### GOAL OF THE EXERCISE
Return, unchanged, the lines from the one with "List each element" up to and including the one with "setting-text: 액세스 키에".

### EXERCISE MATERIAL
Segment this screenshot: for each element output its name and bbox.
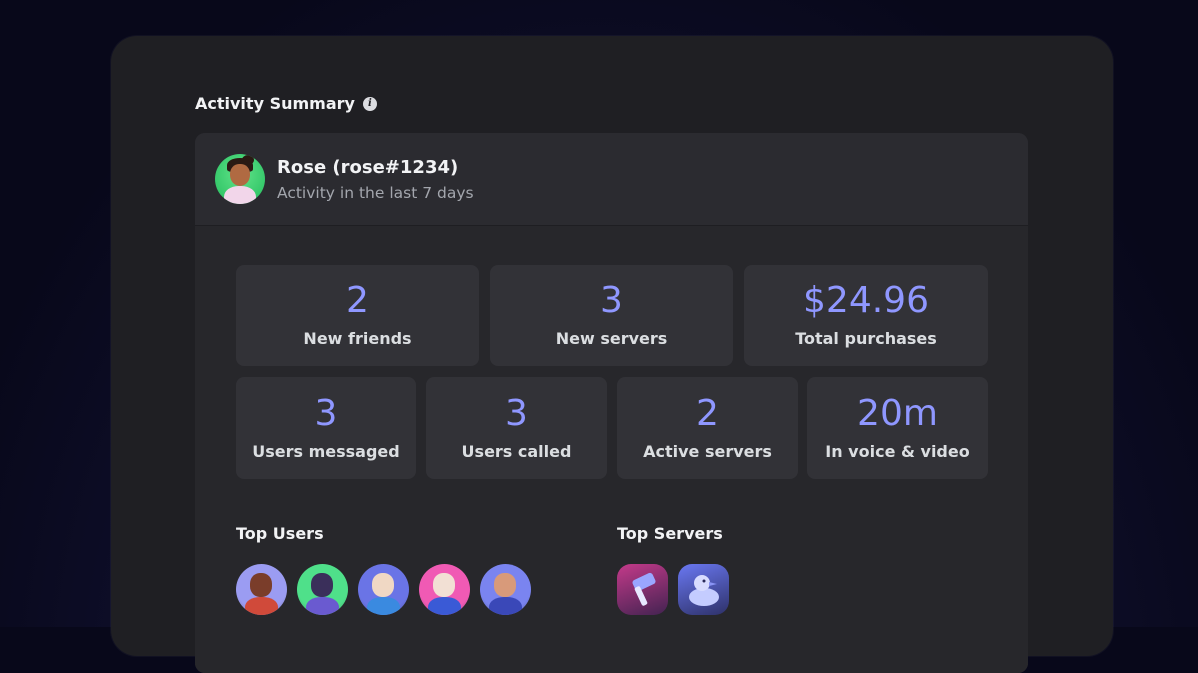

* * *

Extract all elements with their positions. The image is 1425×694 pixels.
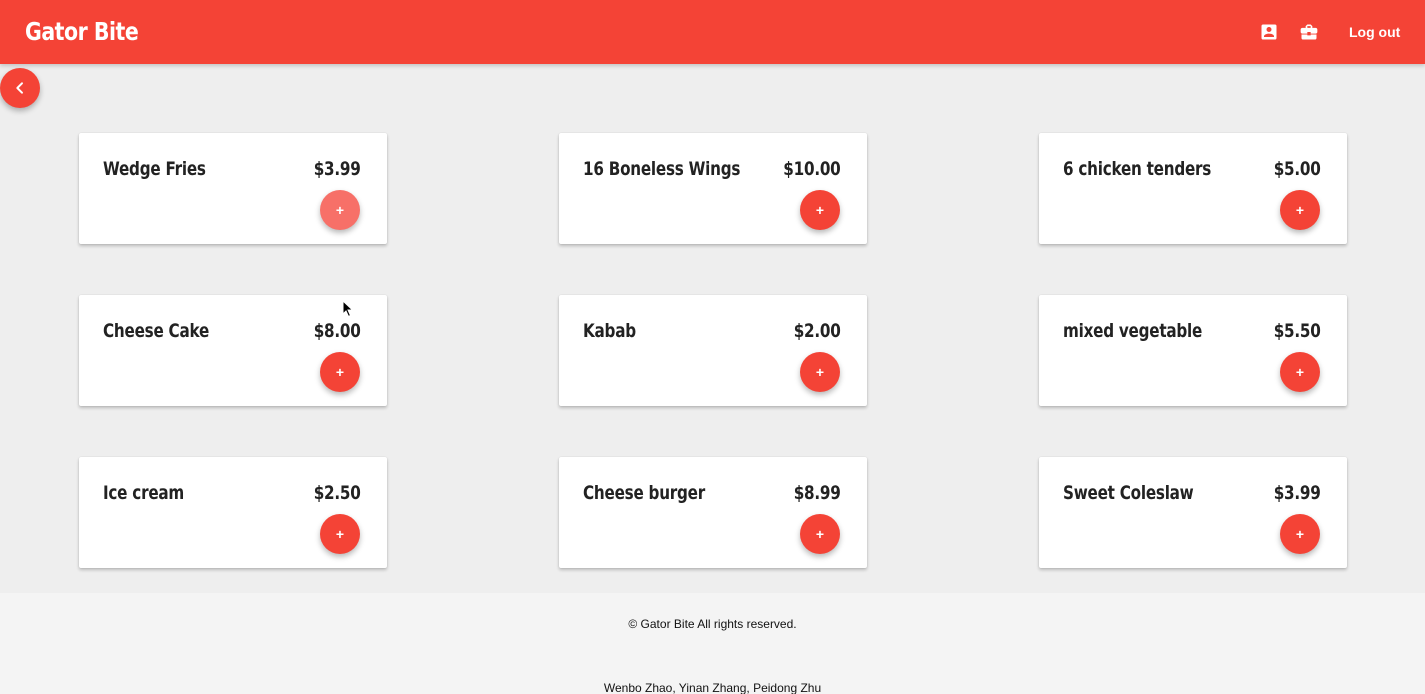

==

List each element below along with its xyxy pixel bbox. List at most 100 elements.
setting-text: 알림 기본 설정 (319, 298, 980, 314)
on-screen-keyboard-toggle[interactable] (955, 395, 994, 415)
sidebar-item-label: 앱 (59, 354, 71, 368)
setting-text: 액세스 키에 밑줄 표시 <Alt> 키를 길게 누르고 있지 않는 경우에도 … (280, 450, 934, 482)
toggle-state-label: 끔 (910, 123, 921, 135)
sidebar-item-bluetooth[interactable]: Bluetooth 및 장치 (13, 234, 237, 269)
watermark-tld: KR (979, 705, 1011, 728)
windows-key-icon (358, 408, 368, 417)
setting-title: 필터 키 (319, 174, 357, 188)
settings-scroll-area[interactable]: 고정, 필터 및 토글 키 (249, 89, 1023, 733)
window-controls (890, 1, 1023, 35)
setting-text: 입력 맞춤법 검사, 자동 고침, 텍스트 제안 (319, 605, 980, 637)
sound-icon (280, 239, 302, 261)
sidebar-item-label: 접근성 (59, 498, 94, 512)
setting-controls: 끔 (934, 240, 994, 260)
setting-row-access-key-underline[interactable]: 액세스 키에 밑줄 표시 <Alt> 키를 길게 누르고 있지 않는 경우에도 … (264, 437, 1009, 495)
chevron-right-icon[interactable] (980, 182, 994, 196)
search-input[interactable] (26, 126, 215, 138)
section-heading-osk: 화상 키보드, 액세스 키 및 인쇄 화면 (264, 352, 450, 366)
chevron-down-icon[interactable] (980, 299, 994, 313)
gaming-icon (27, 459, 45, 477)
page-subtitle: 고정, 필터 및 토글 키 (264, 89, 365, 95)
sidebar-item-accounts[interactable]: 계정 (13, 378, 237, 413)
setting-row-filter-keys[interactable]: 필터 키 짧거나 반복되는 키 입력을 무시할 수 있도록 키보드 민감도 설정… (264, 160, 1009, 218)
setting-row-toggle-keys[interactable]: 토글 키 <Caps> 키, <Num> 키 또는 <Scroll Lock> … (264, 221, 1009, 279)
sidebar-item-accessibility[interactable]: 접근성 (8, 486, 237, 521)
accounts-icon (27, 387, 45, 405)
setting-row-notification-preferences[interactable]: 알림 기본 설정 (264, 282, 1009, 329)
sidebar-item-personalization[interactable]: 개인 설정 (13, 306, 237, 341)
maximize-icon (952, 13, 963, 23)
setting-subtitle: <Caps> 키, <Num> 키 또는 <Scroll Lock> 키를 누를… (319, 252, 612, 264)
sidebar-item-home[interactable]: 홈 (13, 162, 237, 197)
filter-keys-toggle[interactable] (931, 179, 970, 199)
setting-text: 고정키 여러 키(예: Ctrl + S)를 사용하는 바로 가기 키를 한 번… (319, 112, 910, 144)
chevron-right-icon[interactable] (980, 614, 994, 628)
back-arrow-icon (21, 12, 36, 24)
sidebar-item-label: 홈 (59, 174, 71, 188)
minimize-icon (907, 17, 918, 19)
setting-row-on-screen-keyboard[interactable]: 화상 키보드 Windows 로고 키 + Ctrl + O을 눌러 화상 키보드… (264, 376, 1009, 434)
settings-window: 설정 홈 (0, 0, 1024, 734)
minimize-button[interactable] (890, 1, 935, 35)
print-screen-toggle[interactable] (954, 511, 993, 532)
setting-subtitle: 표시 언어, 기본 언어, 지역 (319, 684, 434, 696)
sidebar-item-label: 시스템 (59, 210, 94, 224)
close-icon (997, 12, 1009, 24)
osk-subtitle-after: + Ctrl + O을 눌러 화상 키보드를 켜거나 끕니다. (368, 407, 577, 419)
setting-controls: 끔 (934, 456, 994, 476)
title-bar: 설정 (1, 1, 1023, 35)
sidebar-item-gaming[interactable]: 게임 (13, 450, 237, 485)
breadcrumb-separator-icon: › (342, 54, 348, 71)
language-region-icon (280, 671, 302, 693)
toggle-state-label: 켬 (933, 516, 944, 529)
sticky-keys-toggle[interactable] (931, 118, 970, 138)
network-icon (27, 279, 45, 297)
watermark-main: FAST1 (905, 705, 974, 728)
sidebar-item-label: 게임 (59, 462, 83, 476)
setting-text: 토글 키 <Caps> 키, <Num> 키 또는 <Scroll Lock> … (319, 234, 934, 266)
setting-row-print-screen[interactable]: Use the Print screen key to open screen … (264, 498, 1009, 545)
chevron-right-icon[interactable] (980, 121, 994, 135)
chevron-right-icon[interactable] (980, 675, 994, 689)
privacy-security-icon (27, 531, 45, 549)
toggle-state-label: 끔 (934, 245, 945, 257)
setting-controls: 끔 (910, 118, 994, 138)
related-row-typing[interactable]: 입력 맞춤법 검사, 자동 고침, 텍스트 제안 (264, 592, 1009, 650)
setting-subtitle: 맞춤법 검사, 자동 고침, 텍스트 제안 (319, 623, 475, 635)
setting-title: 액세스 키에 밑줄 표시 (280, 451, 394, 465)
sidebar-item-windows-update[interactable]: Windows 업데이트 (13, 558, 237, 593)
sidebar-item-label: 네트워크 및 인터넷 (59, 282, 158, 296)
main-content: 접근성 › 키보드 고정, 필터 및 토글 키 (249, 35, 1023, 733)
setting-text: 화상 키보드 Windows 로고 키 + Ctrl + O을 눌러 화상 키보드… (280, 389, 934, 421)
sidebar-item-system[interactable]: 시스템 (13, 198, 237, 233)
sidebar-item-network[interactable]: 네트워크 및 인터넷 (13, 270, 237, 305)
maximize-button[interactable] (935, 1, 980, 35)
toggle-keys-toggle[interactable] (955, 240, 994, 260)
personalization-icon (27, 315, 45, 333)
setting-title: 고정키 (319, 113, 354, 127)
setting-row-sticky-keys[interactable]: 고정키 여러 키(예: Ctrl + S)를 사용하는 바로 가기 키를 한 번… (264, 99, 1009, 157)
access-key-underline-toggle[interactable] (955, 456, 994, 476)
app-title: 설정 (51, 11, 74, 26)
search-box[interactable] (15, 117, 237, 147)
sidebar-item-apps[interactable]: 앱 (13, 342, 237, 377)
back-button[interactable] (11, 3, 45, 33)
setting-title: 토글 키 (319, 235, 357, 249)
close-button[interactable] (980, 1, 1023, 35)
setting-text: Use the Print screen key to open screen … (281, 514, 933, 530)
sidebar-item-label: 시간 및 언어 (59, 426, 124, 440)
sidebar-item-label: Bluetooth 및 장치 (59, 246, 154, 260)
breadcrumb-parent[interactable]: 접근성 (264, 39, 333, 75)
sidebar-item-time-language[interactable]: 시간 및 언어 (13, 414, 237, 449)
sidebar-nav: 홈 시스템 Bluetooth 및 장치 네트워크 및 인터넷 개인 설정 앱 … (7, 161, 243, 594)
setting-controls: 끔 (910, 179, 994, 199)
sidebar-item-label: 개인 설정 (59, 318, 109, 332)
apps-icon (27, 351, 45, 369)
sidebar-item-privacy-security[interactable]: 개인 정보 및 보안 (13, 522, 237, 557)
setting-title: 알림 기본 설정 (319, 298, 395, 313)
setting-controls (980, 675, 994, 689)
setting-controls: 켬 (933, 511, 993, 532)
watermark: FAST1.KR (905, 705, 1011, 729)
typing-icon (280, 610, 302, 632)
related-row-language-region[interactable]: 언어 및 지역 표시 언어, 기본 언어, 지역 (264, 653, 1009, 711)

### RESULT OF THIS TASK
List each element below along with its xyxy pixel bbox. List at most 100 elements.
setting-text: 알림 기본 설정 (319, 298, 980, 314)
on-screen-keyboard-toggle[interactable] (955, 395, 994, 415)
sidebar-item-label: 앱 (59, 354, 71, 368)
setting-text: 액세스 키에 밑줄 표시 <Alt> 키를 길게 누르고 있지 않는 경우에도 … (280, 450, 934, 482)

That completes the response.